** AIM OF THE EXERCISE **
Retype the following records exactly and exclude the pictures.

** TASK INPUT **
━━━━━━━━━━
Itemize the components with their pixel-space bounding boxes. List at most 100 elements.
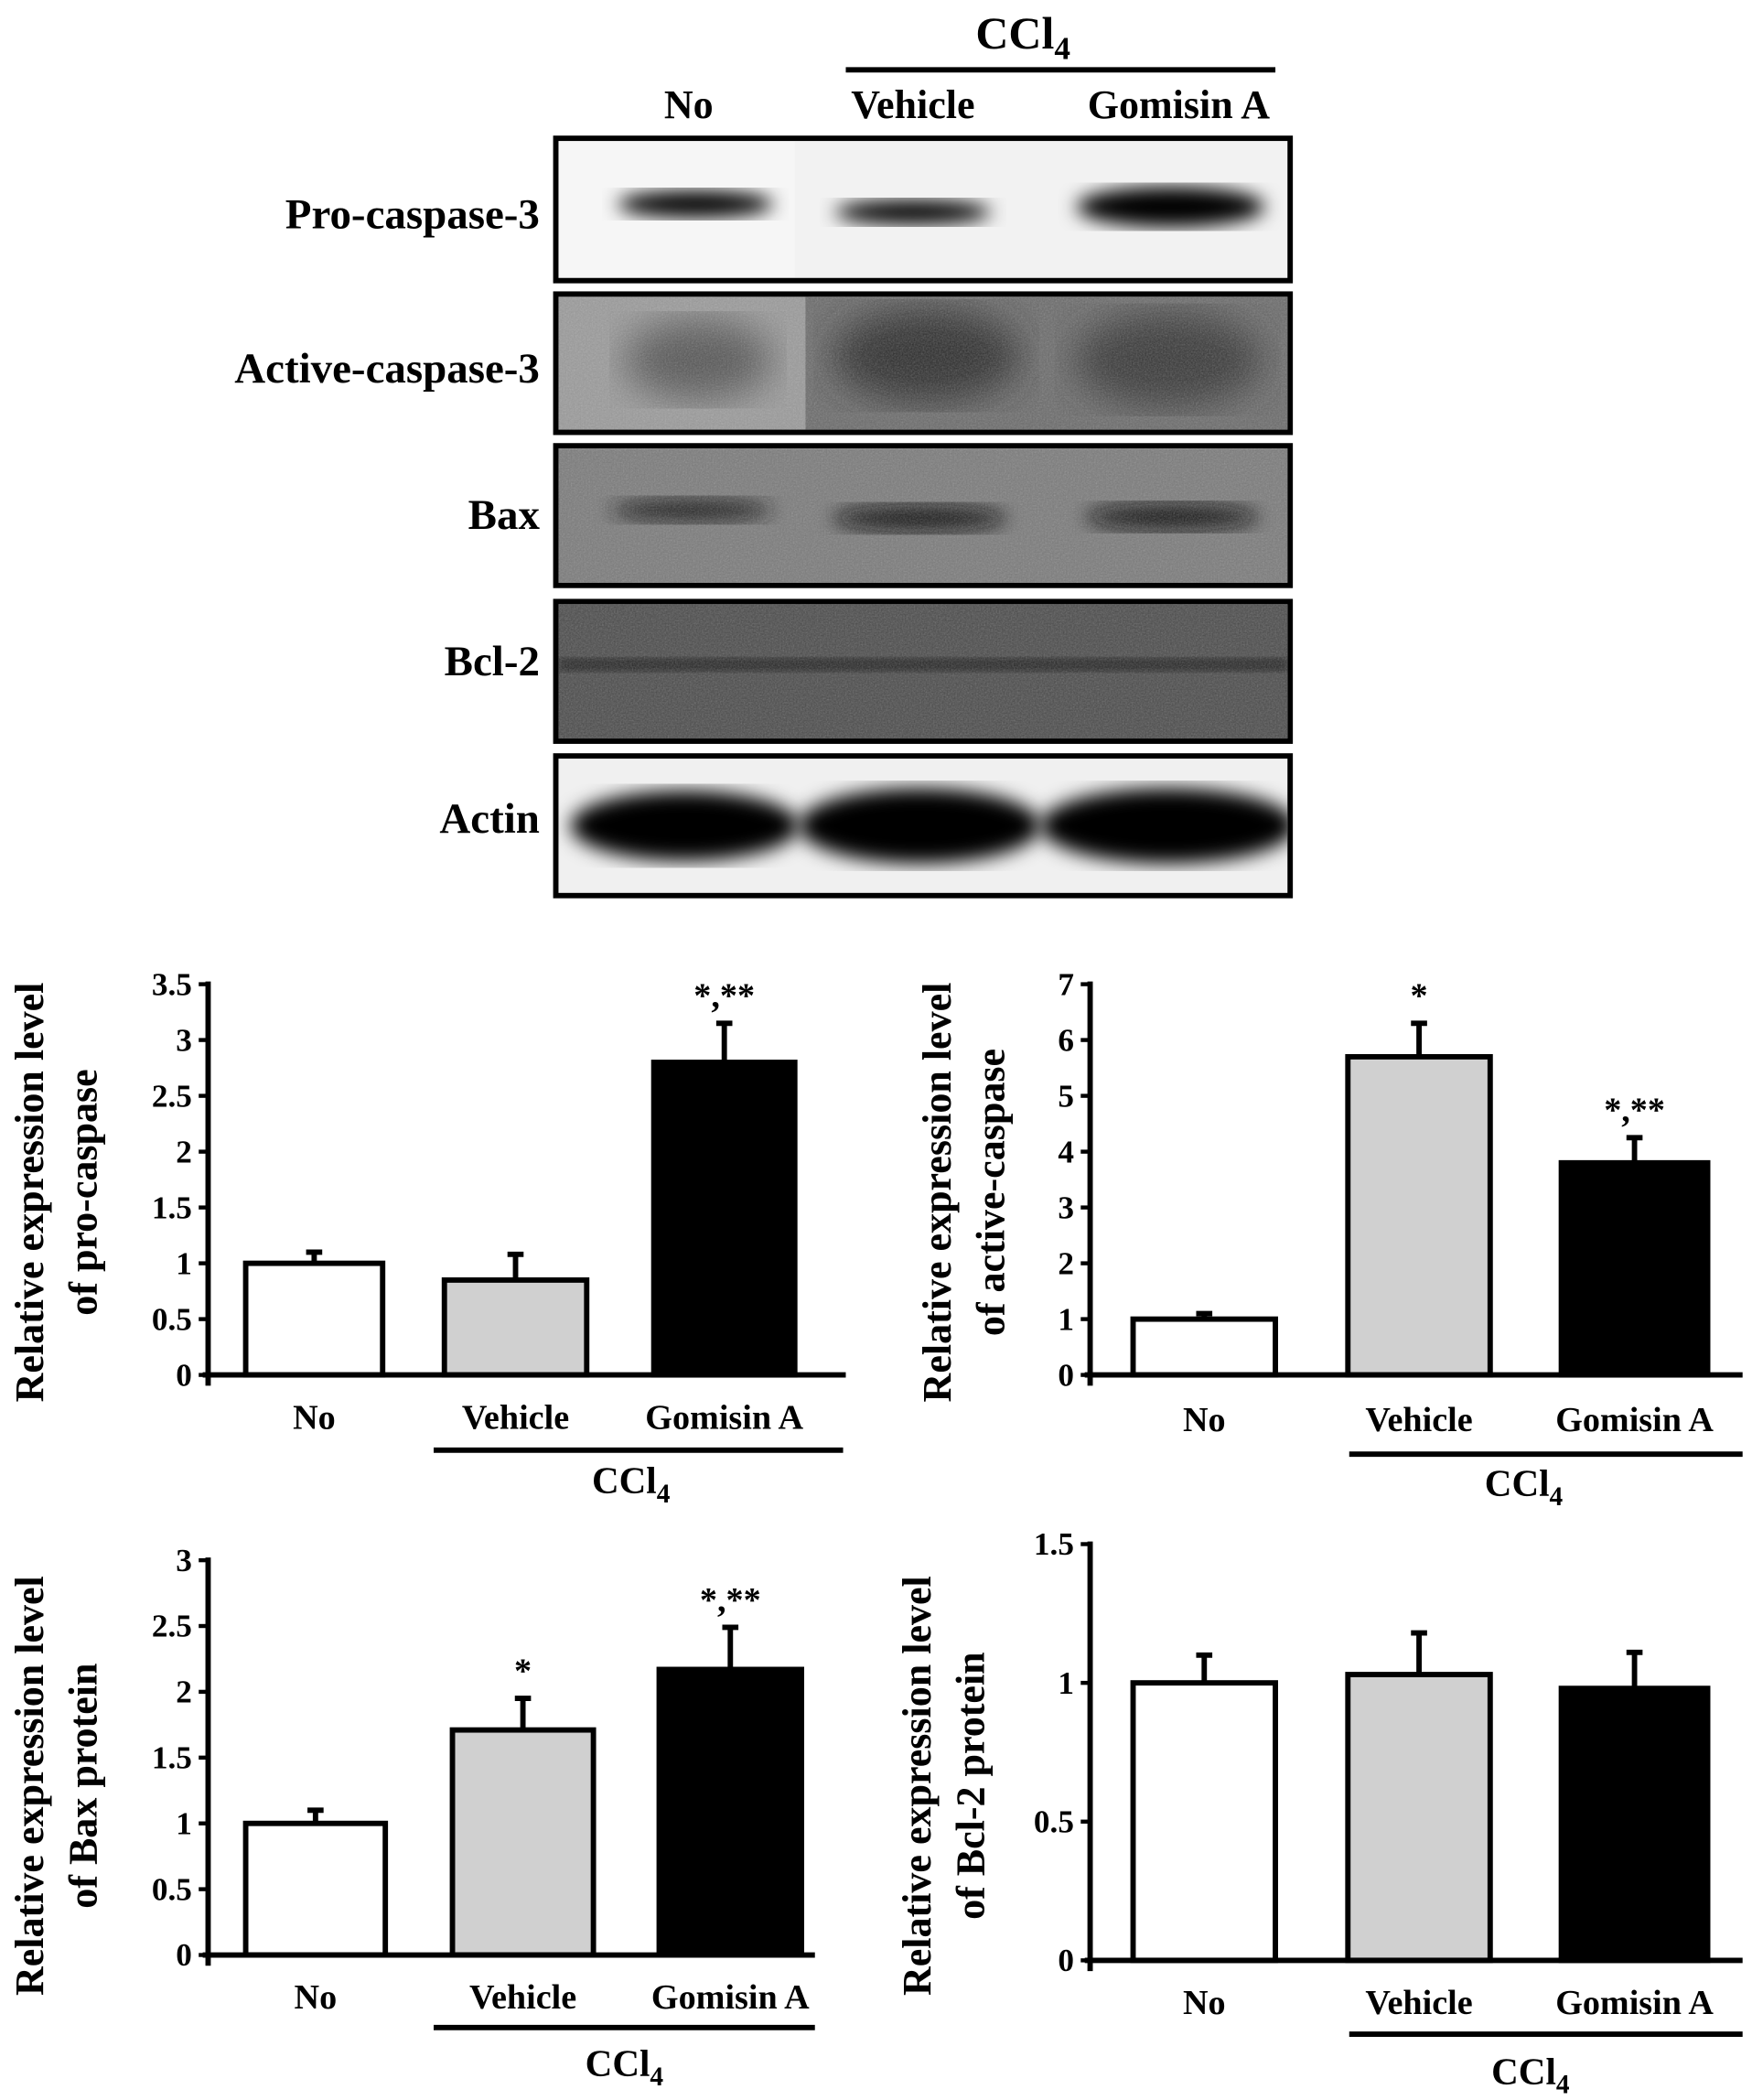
ccl4-subscript: 4 [1054, 31, 1070, 67]
significance-label: * [1411, 977, 1428, 1016]
x-tick-label: Vehicle [469, 1978, 576, 2017]
ccl4-text: CCl [592, 1459, 657, 1502]
y-axis-label: of Bcl-2 protein [949, 1652, 994, 1920]
y-tick-label: 5 [1058, 1078, 1074, 1114]
significance-label: * [514, 1652, 532, 1690]
ccl4-group-label: CCl4 [592, 1459, 671, 1509]
y-axis-label: of Bax protein [61, 1664, 106, 1909]
bar-vehicle [449, 1727, 597, 1958]
x-tick-label: Vehicle [1365, 1401, 1472, 1439]
x-tick-label: No [295, 1978, 338, 2017]
x-tick-label: No [1183, 1984, 1226, 2022]
bar-gomisin-a [656, 1666, 804, 1958]
x-tick-label: Gomisin A [645, 1398, 803, 1437]
bar-no [242, 1820, 389, 1958]
chart-1: No Vehicle *,** Gomisin A 0 0.5 1 1.5 2 2.5 3 3.5 Re… [7, 966, 846, 1509]
y-tick-label: 1.5 [152, 1190, 192, 1225]
ccl4-text: CCl [1485, 1462, 1550, 1504]
ccl4-subscript: 4 [1556, 2071, 1570, 2100]
significance-label: *,** [700, 1581, 761, 1620]
band [799, 788, 1041, 864]
y-tick-label: 3.5 [152, 966, 192, 1002]
y-tick-label: 2.5 [152, 1609, 192, 1644]
y-tick-label: 0 [1058, 1357, 1074, 1393]
blot-pro-caspase-3 [553, 135, 1294, 284]
y-tick-label: 4 [1058, 1134, 1074, 1169]
bar-gomisin-a [650, 1060, 798, 1378]
y-axis-label: Relative expression level [7, 1576, 52, 1996]
y-tick-label: 2 [1058, 1245, 1074, 1281]
y-tick-label: 0 [176, 1357, 192, 1393]
lane-label-gomisin-a: Gomisin A [1088, 82, 1271, 127]
band [618, 190, 774, 218]
x-tick-label: Gomisin A [1555, 1984, 1714, 2022]
y-tick-label: 2 [176, 1134, 192, 1169]
y-tick-label: 0 [176, 1937, 192, 1973]
x-tick-label: Gomisin A [1555, 1401, 1714, 1439]
lane-label-no: No [664, 82, 714, 127]
blot-bcl-2 [553, 598, 1294, 744]
ccl4-text: CCl [586, 2042, 650, 2084]
y-axis-label: of active-caspase [969, 1049, 1014, 1336]
significance-label: *,** [1604, 1092, 1665, 1130]
blot-header: CCl4 No Vehicle Gomisin A [664, 8, 1276, 127]
bar-no [242, 1260, 386, 1378]
significance-label: *,** [693, 977, 755, 1016]
ccl4-group-label: CCl4 [1485, 1462, 1564, 1512]
ccl4-group-label: CCl4 [975, 8, 1070, 67]
y-tick-label: 0.5 [152, 1871, 192, 1907]
row-label-actin: Actin [439, 795, 540, 843]
y-tick-label: 1.5 [152, 1740, 192, 1776]
y-tick-label: 6 [1058, 1022, 1074, 1058]
bar-vehicle [1345, 1672, 1493, 1964]
y-tick-label: 1 [176, 1245, 192, 1281]
row-label-active-caspase-3: Active-caspase-3 [234, 345, 540, 393]
chart-2: No * Vehicle *,** Gomisin A 0 1 2 3 4 5 6 7 Relative … [915, 966, 1743, 1512]
y-tick-label: 2.5 [152, 1078, 192, 1114]
blot-row-labels: Pro-caspase-3 Active-caspase-3 Bax Bcl-2… [234, 190, 540, 842]
y-tick-label: 3 [1058, 1190, 1074, 1225]
bar-vehicle [441, 1276, 590, 1378]
y-axis-label: Relative expression level [915, 983, 960, 1403]
band [1076, 186, 1265, 227]
row-label-pro-caspase-3: Pro-caspase-3 [285, 190, 540, 238]
x-tick-label: Vehicle [1365, 1984, 1472, 2022]
y-tick-label: 1.5 [1034, 1526, 1074, 1562]
y-tick-label: 0.5 [1034, 1804, 1074, 1839]
y-axis-label: of pro-caspase [61, 1069, 106, 1315]
ccl4-subscript: 4 [1550, 1482, 1564, 1512]
ccl4-subscript: 4 [650, 2062, 663, 2092]
y-tick-label: 0 [1058, 1943, 1074, 1978]
band [834, 199, 991, 225]
ccl4-group-label: CCl4 [586, 2042, 664, 2092]
blot-actin [553, 753, 1294, 899]
ccl4-text: CCl [1491, 2050, 1556, 2092]
ccl4-text: CCl [975, 8, 1054, 59]
chart-4: No Vehicle Gomisin A 0 0.5 1 1.5 Relative expre… [895, 1526, 1743, 2100]
y-axis-label: Relative expression level [895, 1576, 940, 1996]
y-tick-label: 2 [176, 1675, 192, 1710]
row-label-bcl-2: Bcl-2 [445, 638, 540, 685]
bar-vehicle [1345, 1053, 1493, 1378]
ccl4-subscript: 4 [657, 1480, 671, 1509]
x-tick-label: No [293, 1398, 336, 1437]
band [570, 791, 800, 861]
y-axis-label: Relative expression level [7, 983, 52, 1403]
ccl4-group-label: CCl4 [1491, 2050, 1570, 2099]
bar-gomisin-a [1558, 1685, 1711, 1964]
bar-charts: No Vehicle *,** Gomisin A 0 0.5 1 1.5 2 2.5 3 3.5 Re… [7, 966, 1743, 2100]
x-tick-label: Gomisin A [651, 1978, 810, 2017]
lane-label-vehicle: Vehicle [851, 82, 974, 127]
blot-bax [553, 443, 1294, 588]
blot-active-caspase-3 [553, 291, 1294, 436]
x-tick-label: Vehicle [462, 1398, 569, 1437]
y-tick-label: 0.5 [152, 1301, 192, 1337]
bar-no [1130, 1680, 1278, 1964]
y-tick-label: 7 [1058, 966, 1074, 1002]
bar-gomisin-a [1558, 1159, 1711, 1378]
y-tick-label: 1 [176, 1805, 192, 1841]
row-label-bax: Bax [468, 491, 541, 539]
y-tick-label: 1 [1058, 1301, 1074, 1337]
y-tick-label: 3 [176, 1543, 192, 1578]
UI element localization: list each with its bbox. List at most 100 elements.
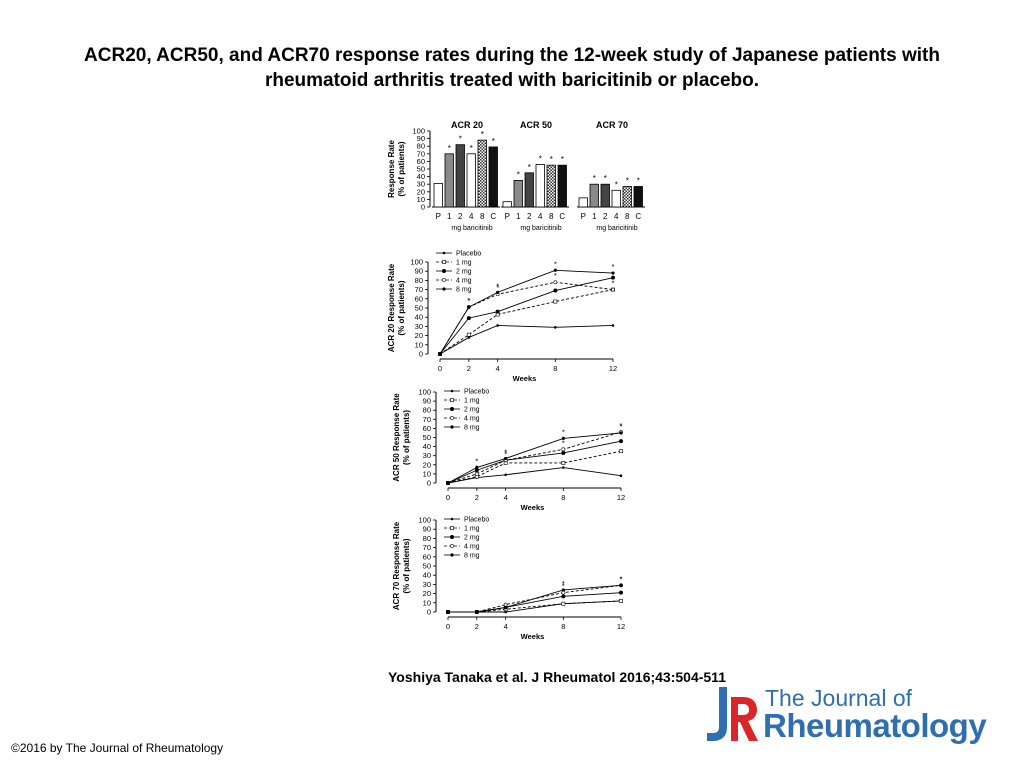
━━━━━━━━━━
** WRITTEN SOLUTION **
Itemize the components with their pixel-space bounding boxes. List at most 100 elements.
ccl4-subscript: 4 [1054, 31, 1070, 67]
significance-label: * [1411, 977, 1428, 1016]
x-tick-label: Vehicle [469, 1978, 576, 2017]
ccl4-text: CCl [592, 1459, 657, 1502]
y-axis-label: of Bcl-2 protein [949, 1652, 994, 1920]
y-tick-label: 5 [1058, 1078, 1074, 1114]
significance-label: * [514, 1652, 532, 1690]
ccl4-group-label: CCl4 [592, 1459, 671, 1509]
y-axis-label: of Bax protein [61, 1664, 106, 1909]
bar-vehicle [449, 1727, 597, 1958]
x-tick-label: Vehicle [1365, 1401, 1472, 1439]
x-tick-label: No [295, 1978, 338, 2017]
x-tick-label: No [1183, 1984, 1226, 2022]
bar-gomisin-a [656, 1666, 804, 1958]
x-tick-label: Gomisin A [645, 1398, 803, 1437]
bar-no [242, 1820, 389, 1958]
chart-1: No Vehicle *,** Gomisin A 0 0.5 1 1.5 2 2.5 3 3.5 Re… [7, 966, 846, 1509]
y-tick-label: 1.5 [152, 1190, 192, 1225]
ccl4-text: CCl [1485, 1462, 1550, 1504]
ccl4-subscript: 4 [1556, 2071, 1570, 2100]
significance-label: *,** [700, 1581, 761, 1620]
band [799, 788, 1041, 864]
y-tick-label: 3.5 [152, 966, 192, 1002]
y-tick-label: 2.5 [152, 1609, 192, 1644]
y-tick-label: 0 [1058, 1357, 1074, 1393]
blot-pro-caspase-3 [553, 135, 1294, 284]
y-tick-label: 4 [1058, 1134, 1074, 1169]
bar-gomisin-a [650, 1060, 798, 1378]
y-axis-label: Relative expression level [7, 1576, 52, 1996]
y-tick-label: 2 [1058, 1245, 1074, 1281]
y-tick-label: 0 [176, 1357, 192, 1393]
lane-label-gomisin-a: Gomisin A [1088, 82, 1271, 127]
band [618, 190, 774, 218]
x-tick-label: Gomisin A [1555, 1984, 1714, 2022]
y-tick-label: 2 [176, 1134, 192, 1169]
y-tick-label: 0 [176, 1937, 192, 1973]
x-tick-label: Gomisin A [1555, 1401, 1714, 1439]
lane-label-no: No [664, 82, 714, 127]
blot-bcl-2 [553, 598, 1294, 744]
ccl4-text: CCl [586, 2042, 650, 2084]
y-axis-label: of active-caspase [969, 1049, 1014, 1336]
significance-label: *,** [1604, 1092, 1665, 1130]
blot-header: CCl4 No Vehicle Gomisin A [664, 8, 1276, 127]
bar-no [242, 1260, 386, 1378]
significance-label: *,** [693, 977, 755, 1016]
ccl4-group-label: CCl4 [1485, 1462, 1564, 1512]
ccl4-group-label: CCl4 [975, 8, 1070, 67]
y-tick-label: 0.5 [152, 1871, 192, 1907]
row-label-actin: Actin [439, 795, 540, 843]
y-tick-label: 1.5 [152, 1740, 192, 1776]
y-tick-label: 6 [1058, 1022, 1074, 1058]
bar-vehicle [1345, 1672, 1493, 1964]
y-tick-label: 1 [176, 1245, 192, 1281]
row-label-active-caspase-3: Active-caspase-3 [234, 345, 540, 393]
chart-2: No * Vehicle *,** Gomisin A 0 1 2 3 4 5 6 7 Relative … [915, 966, 1743, 1512]
y-tick-label: 2.5 [152, 1078, 192, 1114]
blot-row-labels: Pro-caspase-3 Active-caspase-3 Bax Bcl-2… [234, 190, 540, 842]
y-tick-label: 3 [1058, 1190, 1074, 1225]
bar-vehicle [441, 1276, 590, 1378]
y-axis-label: Relative expression level [915, 983, 960, 1403]
band [1076, 186, 1265, 227]
row-label-pro-caspase-3: Pro-caspase-3 [285, 190, 540, 238]
x-tick-label: Vehicle [1365, 1984, 1472, 2022]
y-tick-label: 1.5 [1034, 1526, 1074, 1562]
y-tick-label: 0.5 [1034, 1804, 1074, 1839]
y-axis-label: of pro-caspase [61, 1069, 106, 1315]
ccl4-subscript: 4 [1550, 1482, 1564, 1512]
ccl4-subscript: 4 [650, 2062, 663, 2092]
y-tick-label: 0 [1058, 1943, 1074, 1978]
band [834, 199, 991, 225]
ccl4-group-label: CCl4 [586, 2042, 664, 2092]
blot-actin [553, 753, 1294, 899]
ccl4-text: CCl [1491, 2050, 1556, 2092]
ccl4-text: CCl [975, 8, 1054, 59]
chart-4: No Vehicle Gomisin A 0 0.5 1 1.5 Relative expre… [895, 1526, 1743, 2100]
y-axis-label: Relative expression level [895, 1576, 940, 1996]
y-tick-label: 2 [176, 1675, 192, 1710]
row-label-bcl-2: Bcl-2 [445, 638, 540, 685]
bar-vehicle [1345, 1053, 1493, 1378]
ccl4-subscript: 4 [657, 1480, 671, 1509]
x-tick-label: No [293, 1398, 336, 1437]
band [570, 791, 800, 861]
y-axis-label: Relative expression level [7, 983, 52, 1403]
ccl4-group-label: CCl4 [1491, 2050, 1570, 2099]
bar-gomisin-a [1558, 1685, 1711, 1964]
bar-charts: No Vehicle *,** Gomisin A 0 0.5 1 1.5 2 2.5 3 3.5 Re… [7, 966, 1743, 2100]
x-tick-label: Gomisin A [651, 1978, 810, 2017]
lane-label-vehicle: Vehicle [851, 82, 974, 127]
blot-bax [553, 443, 1294, 588]
blot-active-caspase-3 [553, 291, 1294, 436]
x-tick-label: Vehicle [462, 1398, 569, 1437]
y-tick-label: 0.5 [152, 1301, 192, 1337]
bar-no [1130, 1680, 1278, 1964]
y-tick-label: 7 [1058, 966, 1074, 1002]
bar-gomisin-a [1558, 1159, 1711, 1378]
y-tick-label: 1 [176, 1805, 192, 1841]
row-label-bax: Bax [468, 491, 541, 539]
y-tick-label: 1 [1058, 1301, 1074, 1337]
y-tick-label: 3 [176, 1543, 192, 1578]
UI element localization: list each with its bbox. List at most 100 elements.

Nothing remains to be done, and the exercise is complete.